**Objective**
Please find all lines in the data that hold the string "title" and copy them.

(Dataset excerpt)
::::

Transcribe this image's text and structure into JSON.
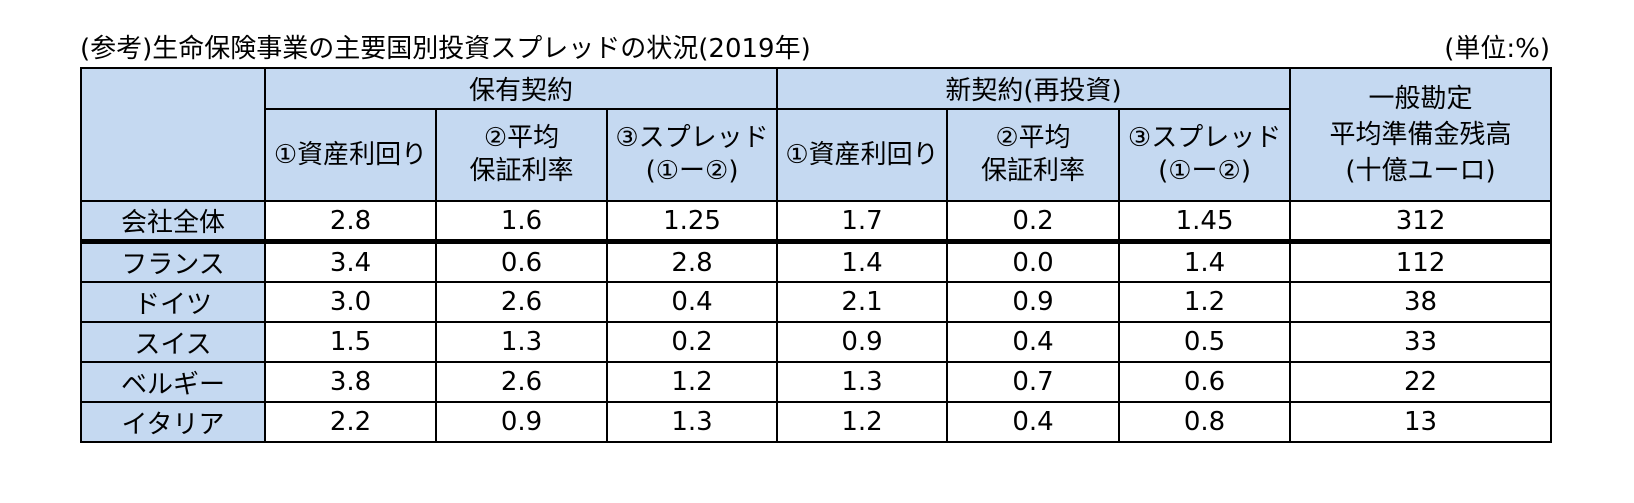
{
  "caption": {
    "title": "(参考)生命保険事業の主要国別投資スプレッドの状況(2019年)",
    "unit": "(単位:%)"
  },
  "header": {
    "holding_group": "保有契約",
    "new_group": "新契約(再投資)",
    "general_line1": "一般勘定",
    "general_line2": "平均準備金残高",
    "general_line3": "(十億ユーロ)",
    "col_yield": "①資産利回り",
    "col_guarantee_l1": "②平均",
    "col_guarantee_l2": "保証利率",
    "col_spread_l1": "③スプレッド",
    "col_spread_l2": "(①ー②)"
  },
  "rows": [
    {
      "label": "会社全体",
      "h_yield": "2.8",
      "h_guar": "1.6",
      "h_spread": "1.25",
      "n_yield": "1.7",
      "n_guar": "0.2",
      "n_spread": "1.45",
      "reserve": "312"
    },
    {
      "label": "フランス",
      "h_yield": "3.4",
      "h_guar": "0.6",
      "h_spread": "2.8",
      "n_yield": "1.4",
      "n_guar": "0.0",
      "n_spread": "1.4",
      "reserve": "112"
    },
    {
      "label": "ドイツ",
      "h_yield": "3.0",
      "h_guar": "2.6",
      "h_spread": "0.4",
      "n_yield": "2.1",
      "n_guar": "0.9",
      "n_spread": "1.2",
      "reserve": "38"
    },
    {
      "label": "スイス",
      "h_yield": "1.5",
      "h_guar": "1.3",
      "h_spread": "0.2",
      "n_yield": "0.9",
      "n_guar": "0.4",
      "n_spread": "0.5",
      "reserve": "33"
    },
    {
      "label": "ベルギー",
      "h_yield": "3.8",
      "h_guar": "2.6",
      "h_spread": "1.2",
      "n_yield": "1.3",
      "n_guar": "0.7",
      "n_spread": "0.6",
      "reserve": "22"
    },
    {
      "label": "イタリア",
      "h_yield": "2.2",
      "h_guar": "0.9",
      "h_spread": "1.3",
      "n_yield": "1.2",
      "n_guar": "0.4",
      "n_spread": "0.8",
      "reserve": "13"
    }
  ],
  "colors": {
    "header_fill": "#c5d9f1",
    "border": "#000000",
    "cell_fill": "#ffffff"
  }
}
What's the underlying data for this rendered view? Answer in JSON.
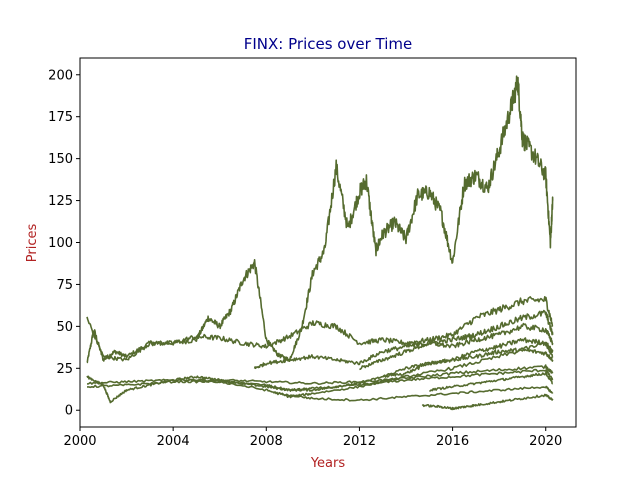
{
  "chart_data": {
    "type": "line",
    "title": "FINX: Prices over Time",
    "xlabel": "Years",
    "ylabel": "Prices",
    "xlim": [
      2000.0,
      2021.3
    ],
    "ylim": [
      -10,
      210
    ],
    "xticks": [
      2000,
      2004,
      2008,
      2012,
      2016,
      2020
    ],
    "yticks": [
      0,
      25,
      50,
      75,
      100,
      125,
      150,
      175,
      200
    ],
    "grid": false,
    "legend": "none",
    "colors": {
      "series": "#556b2f",
      "title": "#00008b",
      "axis_label": "#b22222"
    },
    "series": [
      {
        "x": [
          2000.3,
          2000.6,
          2001.0,
          2001.5,
          2002.0,
          2003.0,
          2004.0,
          2005.0,
          2005.5,
          2006.0,
          2006.5,
          2007.0,
          2007.5,
          2008.0,
          2008.5,
          2009.0,
          2009.5,
          2010.0,
          2010.5,
          2011.0,
          2011.5,
          2012.0,
          2012.3,
          2012.7,
          2013.0,
          2013.5,
          2014.0,
          2014.5,
          2015.0,
          2015.5,
          2016.0,
          2016.5,
          2017.0,
          2017.5,
          2018.0,
          2018.5,
          2018.8,
          2019.0,
          2019.5,
          2020.0,
          2020.2,
          2020.3
        ],
        "y": [
          28,
          48,
          30,
          35,
          32,
          40,
          40,
          42,
          55,
          50,
          60,
          78,
          88,
          42,
          33,
          30,
          48,
          82,
          95,
          145,
          108,
          130,
          137,
          95,
          105,
          112,
          102,
          128,
          130,
          118,
          88,
          135,
          140,
          132,
          155,
          180,
          196,
          162,
          152,
          140,
          100,
          125
        ]
      },
      {
        "x": [
          2000.3,
          2001.0,
          2002.0,
          2003.0,
          2004.0,
          2005.0,
          2006.0,
          2007.0,
          2008.0,
          2009.0,
          2010.0,
          2011.0,
          2012.0,
          2013.0,
          2014.0,
          2015.0,
          2016.0,
          2017.0,
          2018.0,
          2019.0,
          2020.0,
          2020.3
        ],
        "y": [
          55,
          32,
          30,
          40,
          40,
          44,
          43,
          40,
          38,
          44,
          52,
          50,
          40,
          42,
          40,
          42,
          45,
          55,
          60,
          65,
          66,
          50
        ]
      },
      {
        "x": [
          2000.3,
          2001.0,
          2001.3,
          2002.0,
          2003.0,
          2004.0,
          2005.0,
          2006.0,
          2007.0,
          2008.0,
          2009.0,
          2010.0,
          2011.0,
          2012.0,
          2013.0,
          2014.0,
          2015.0,
          2016.0,
          2017.0,
          2018.0,
          2019.0,
          2020.0,
          2020.3
        ],
        "y": [
          20,
          15,
          5,
          12,
          15,
          18,
          20,
          18,
          16,
          14,
          12,
          12,
          14,
          16,
          20,
          25,
          28,
          30,
          32,
          35,
          36,
          34,
          30
        ]
      },
      {
        "x": [
          2000.3,
          2002.0,
          2004.0,
          2006.0,
          2008.0,
          2010.0,
          2012.0,
          2014.0,
          2016.0,
          2018.0,
          2020.0,
          2020.3
        ],
        "y": [
          16,
          17,
          18,
          18,
          17,
          16,
          17,
          19,
          22,
          24,
          26,
          22
        ]
      },
      {
        "x": [
          2000.3,
          2002.0,
          2004.0,
          2006.0,
          2008.0,
          2009.0,
          2010.0,
          2012.0,
          2014.0,
          2016.0,
          2018.0,
          2020.0,
          2020.3
        ],
        "y": [
          14,
          15,
          17,
          17,
          15,
          12,
          13,
          15,
          18,
          20,
          22,
          24,
          18
        ]
      },
      {
        "x": [
          2004.5,
          2006.0,
          2008.0,
          2009.0,
          2010.0,
          2012.0,
          2014.0,
          2016.0,
          2018.0,
          2020.0,
          2020.3
        ],
        "y": [
          18,
          17,
          12,
          8,
          10,
          14,
          20,
          25,
          32,
          40,
          35
        ]
      },
      {
        "x": [
          2007.5,
          2008.0,
          2009.0,
          2010.0,
          2011.0,
          2012.0,
          2013.0,
          2014.0,
          2015.0,
          2016.0,
          2017.0,
          2018.0,
          2019.0,
          2020.0,
          2020.3
        ],
        "y": [
          25,
          28,
          30,
          32,
          30,
          28,
          35,
          38,
          40,
          42,
          45,
          50,
          55,
          58,
          45
        ]
      },
      {
        "x": [
          2008.5,
          2010.0,
          2012.0,
          2014.0,
          2016.0,
          2018.0,
          2020.0,
          2020.3
        ],
        "y": [
          10,
          7,
          6,
          8,
          10,
          12,
          14,
          10
        ]
      },
      {
        "x": [
          2012.0,
          2013.0,
          2014.0,
          2015.0,
          2016.0,
          2017.0,
          2018.0,
          2019.0,
          2020.0,
          2020.3
        ],
        "y": [
          25,
          30,
          35,
          40,
          38,
          42,
          45,
          50,
          48,
          40
        ]
      },
      {
        "x": [
          2013.0,
          2014.0,
          2015.0,
          2016.0,
          2017.0,
          2018.0,
          2019.0,
          2020.0,
          2020.3
        ],
        "y": [
          20,
          22,
          28,
          30,
          35,
          38,
          42,
          40,
          32
        ]
      },
      {
        "x": [
          2014.7,
          2015.5,
          2016.0,
          2016.5,
          2017.0,
          2018.0,
          2019.0,
          2020.0,
          2020.3
        ],
        "y": [
          3,
          2,
          1,
          2,
          3,
          5,
          7,
          9,
          6
        ]
      },
      {
        "x": [
          2015.0,
          2016.0,
          2017.0,
          2018.0,
          2019.0,
          2020.0,
          2020.3
        ],
        "y": [
          12,
          14,
          16,
          18,
          20,
          22,
          16
        ]
      }
    ]
  }
}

::::

**Solution to this problem**
    "title": "(参考)生命保険事業の主要国別投資スプレッドの状況(2019年)",
    "title": "FINX: Prices over Time",
      "title": "#00008b",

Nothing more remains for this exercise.